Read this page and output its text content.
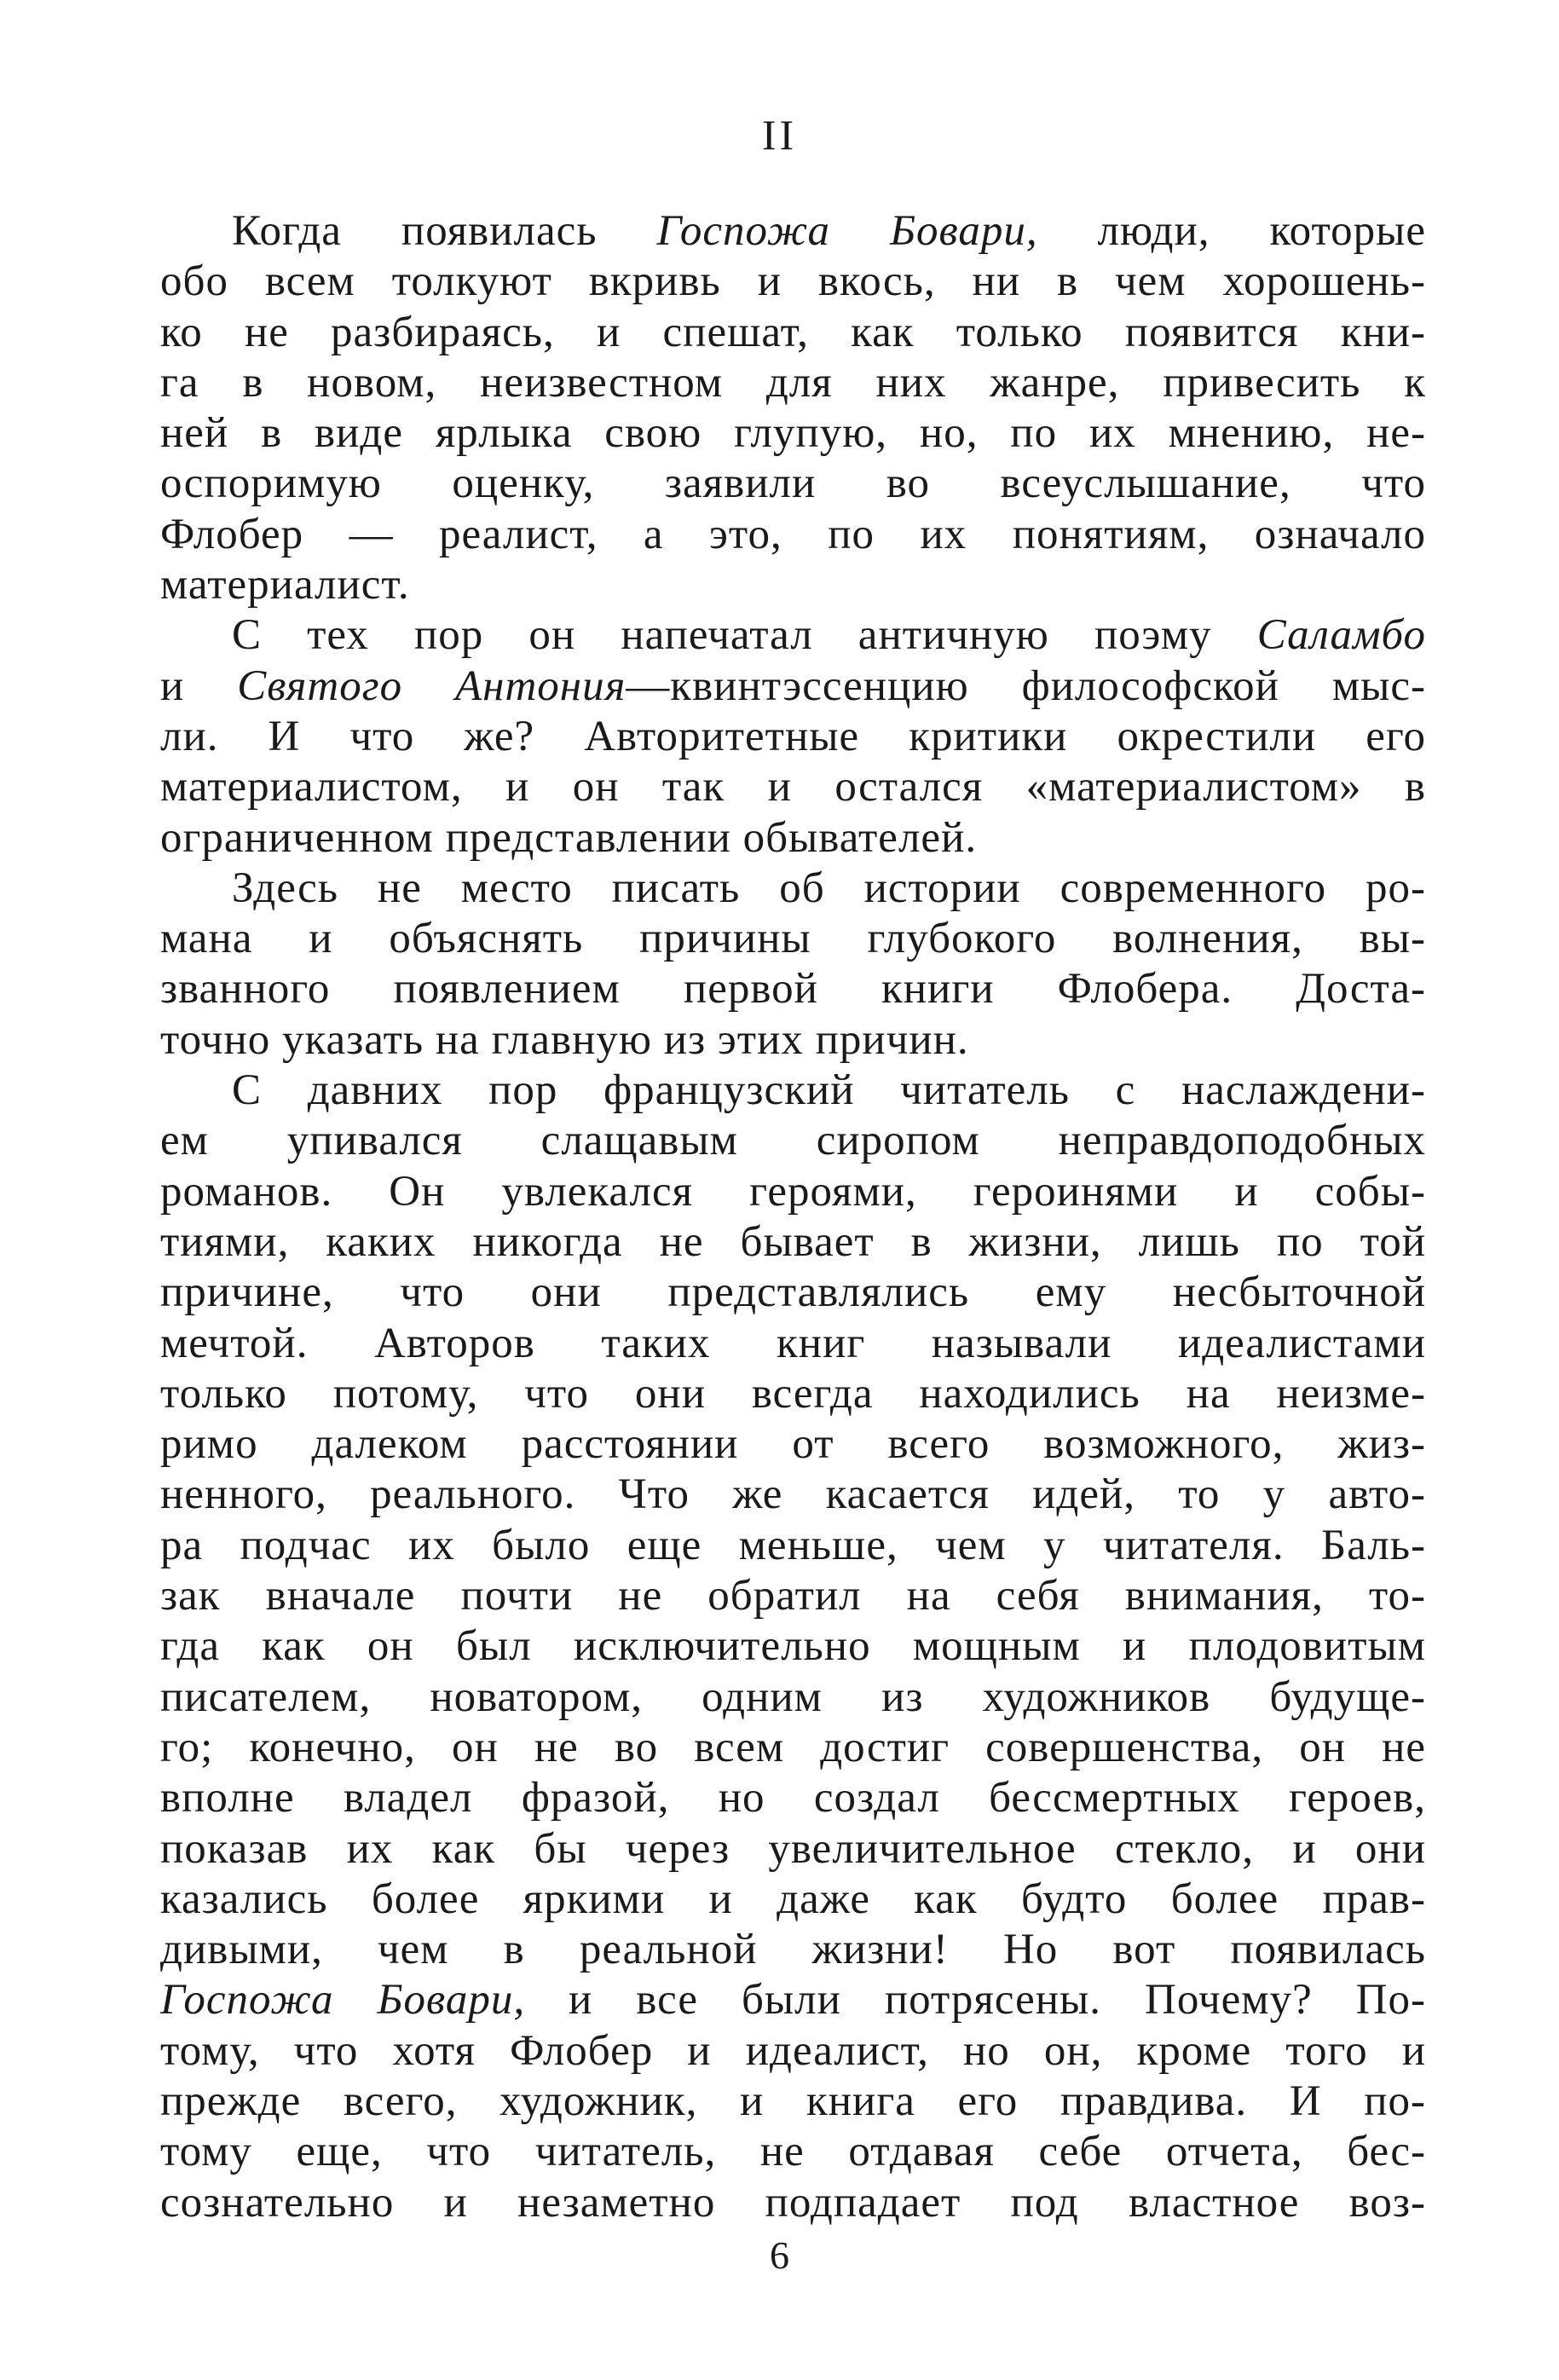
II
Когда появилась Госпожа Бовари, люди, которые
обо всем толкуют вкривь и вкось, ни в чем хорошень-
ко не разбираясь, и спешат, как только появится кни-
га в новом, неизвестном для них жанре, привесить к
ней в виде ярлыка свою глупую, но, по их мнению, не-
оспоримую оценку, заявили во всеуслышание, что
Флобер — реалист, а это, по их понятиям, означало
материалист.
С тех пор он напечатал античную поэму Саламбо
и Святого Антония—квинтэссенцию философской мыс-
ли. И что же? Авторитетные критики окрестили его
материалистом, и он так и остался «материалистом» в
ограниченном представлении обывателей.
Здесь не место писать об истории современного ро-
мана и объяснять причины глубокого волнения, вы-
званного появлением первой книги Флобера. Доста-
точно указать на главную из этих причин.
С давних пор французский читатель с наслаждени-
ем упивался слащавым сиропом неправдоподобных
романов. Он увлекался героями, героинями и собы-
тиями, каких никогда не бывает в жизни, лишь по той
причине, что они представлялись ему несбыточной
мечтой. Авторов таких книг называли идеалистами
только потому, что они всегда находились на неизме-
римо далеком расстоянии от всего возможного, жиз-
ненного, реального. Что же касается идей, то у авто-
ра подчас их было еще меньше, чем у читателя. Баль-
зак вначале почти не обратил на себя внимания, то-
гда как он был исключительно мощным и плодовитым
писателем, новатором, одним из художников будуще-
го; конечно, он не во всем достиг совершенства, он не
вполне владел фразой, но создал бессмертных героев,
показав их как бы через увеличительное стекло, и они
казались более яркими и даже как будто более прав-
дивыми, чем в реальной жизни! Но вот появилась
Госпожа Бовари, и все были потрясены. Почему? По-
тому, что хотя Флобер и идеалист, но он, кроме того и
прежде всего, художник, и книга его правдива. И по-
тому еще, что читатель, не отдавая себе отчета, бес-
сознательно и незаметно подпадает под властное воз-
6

● ● ●

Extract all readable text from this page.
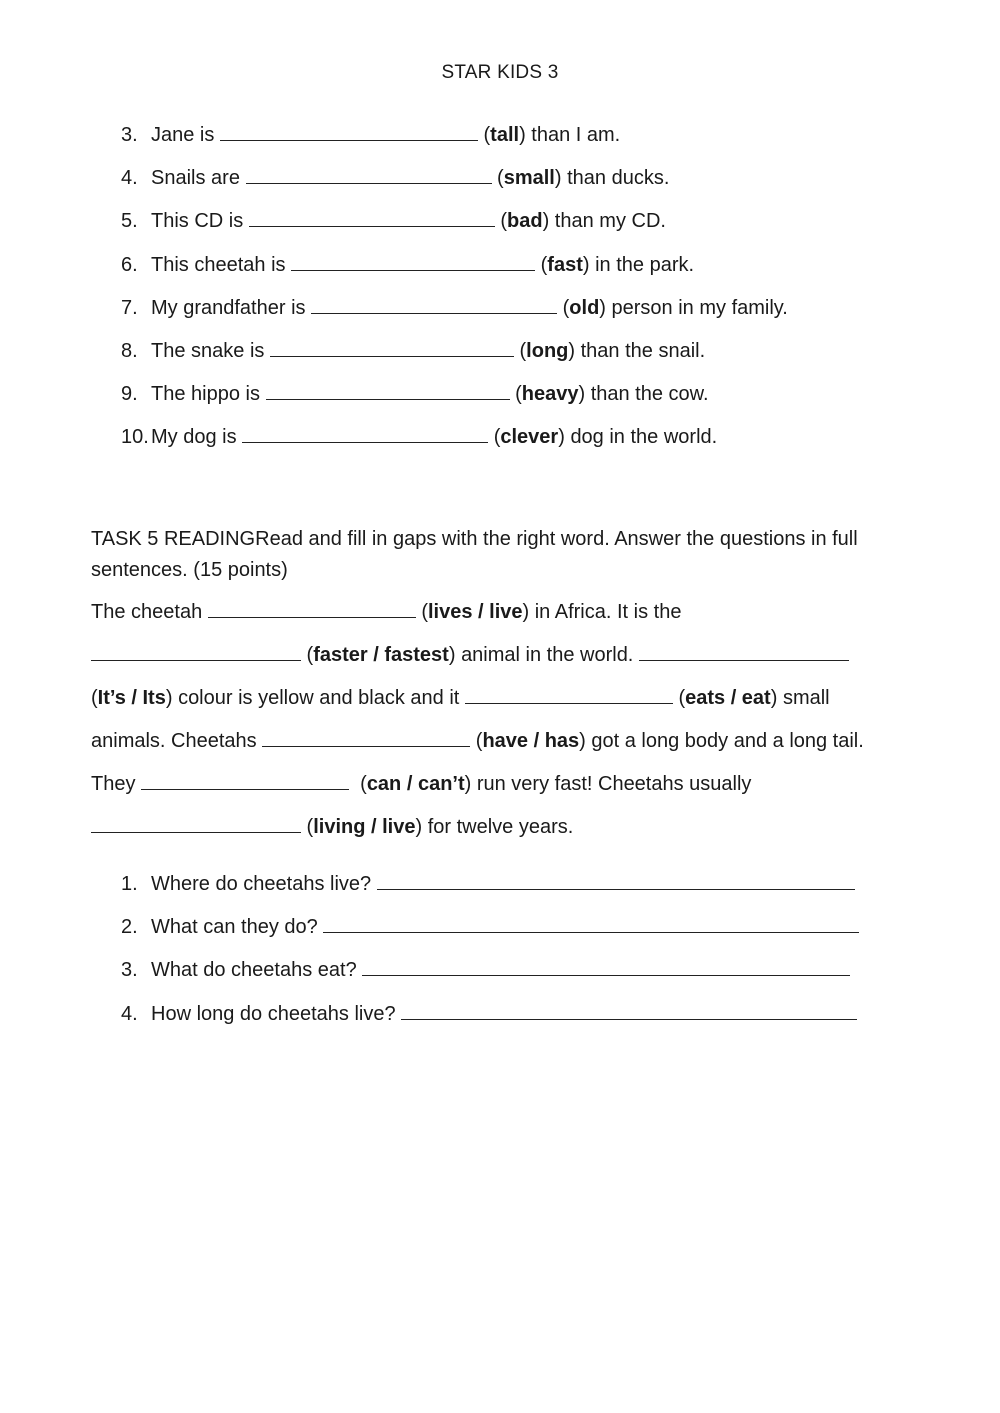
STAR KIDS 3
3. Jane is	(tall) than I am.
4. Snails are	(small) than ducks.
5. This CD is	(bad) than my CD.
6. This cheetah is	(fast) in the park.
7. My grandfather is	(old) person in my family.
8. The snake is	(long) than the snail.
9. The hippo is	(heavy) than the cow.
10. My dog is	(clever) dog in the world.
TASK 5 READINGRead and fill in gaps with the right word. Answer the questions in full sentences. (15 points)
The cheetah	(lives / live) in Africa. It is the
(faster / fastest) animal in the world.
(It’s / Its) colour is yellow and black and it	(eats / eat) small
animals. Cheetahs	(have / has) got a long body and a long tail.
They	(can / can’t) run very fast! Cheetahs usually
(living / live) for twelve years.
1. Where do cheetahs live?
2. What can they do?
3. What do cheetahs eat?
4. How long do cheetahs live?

● ● ●

◆ **Exercise task**
Return every line in the listing that contains the word "жизни".

◆ **Result of the exercise**
тиями, каких никогда не бывает в жизни, лишь по той
дивыми, чем в реальной жизни! Но вот появилась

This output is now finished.